Stored dataset items:
---------------

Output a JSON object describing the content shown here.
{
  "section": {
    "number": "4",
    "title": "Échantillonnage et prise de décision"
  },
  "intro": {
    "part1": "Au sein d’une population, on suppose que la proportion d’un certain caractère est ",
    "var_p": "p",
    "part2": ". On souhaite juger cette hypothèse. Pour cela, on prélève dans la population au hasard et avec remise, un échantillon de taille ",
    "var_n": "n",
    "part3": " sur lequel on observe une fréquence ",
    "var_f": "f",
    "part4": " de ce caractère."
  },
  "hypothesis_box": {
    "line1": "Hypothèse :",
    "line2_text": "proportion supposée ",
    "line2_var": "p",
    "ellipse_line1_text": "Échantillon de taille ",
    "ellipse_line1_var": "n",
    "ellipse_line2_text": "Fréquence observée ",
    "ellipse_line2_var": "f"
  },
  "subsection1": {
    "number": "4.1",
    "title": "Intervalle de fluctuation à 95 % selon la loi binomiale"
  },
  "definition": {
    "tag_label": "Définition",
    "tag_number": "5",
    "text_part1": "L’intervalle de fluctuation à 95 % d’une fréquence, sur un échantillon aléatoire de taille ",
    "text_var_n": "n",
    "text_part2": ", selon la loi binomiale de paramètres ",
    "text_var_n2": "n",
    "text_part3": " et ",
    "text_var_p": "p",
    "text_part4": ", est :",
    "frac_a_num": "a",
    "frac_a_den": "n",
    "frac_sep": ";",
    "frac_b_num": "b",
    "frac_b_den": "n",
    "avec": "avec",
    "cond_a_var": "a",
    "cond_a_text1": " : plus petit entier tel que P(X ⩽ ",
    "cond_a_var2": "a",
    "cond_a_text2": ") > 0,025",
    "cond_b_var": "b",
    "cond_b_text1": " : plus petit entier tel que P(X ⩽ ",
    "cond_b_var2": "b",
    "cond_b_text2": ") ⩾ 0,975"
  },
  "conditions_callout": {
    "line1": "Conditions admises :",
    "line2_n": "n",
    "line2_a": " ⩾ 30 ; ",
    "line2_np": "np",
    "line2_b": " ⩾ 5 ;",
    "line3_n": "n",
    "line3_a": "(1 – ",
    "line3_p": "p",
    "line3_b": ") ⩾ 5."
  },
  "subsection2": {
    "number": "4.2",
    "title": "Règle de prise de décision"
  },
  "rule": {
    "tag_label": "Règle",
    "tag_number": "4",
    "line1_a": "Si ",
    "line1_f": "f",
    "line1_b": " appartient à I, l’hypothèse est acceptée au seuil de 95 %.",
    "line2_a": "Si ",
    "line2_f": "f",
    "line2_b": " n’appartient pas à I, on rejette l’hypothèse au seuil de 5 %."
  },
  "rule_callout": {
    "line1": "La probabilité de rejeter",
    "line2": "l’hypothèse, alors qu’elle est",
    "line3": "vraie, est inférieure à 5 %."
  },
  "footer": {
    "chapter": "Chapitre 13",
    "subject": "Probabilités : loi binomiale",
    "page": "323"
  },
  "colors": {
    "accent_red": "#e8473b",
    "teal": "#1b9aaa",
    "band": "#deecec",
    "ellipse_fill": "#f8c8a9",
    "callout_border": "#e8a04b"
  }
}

---------------

Exercise goal: How many lines in the records above contain the word "prise"? Reply with the number and nothing more.

Response to this exercise: 2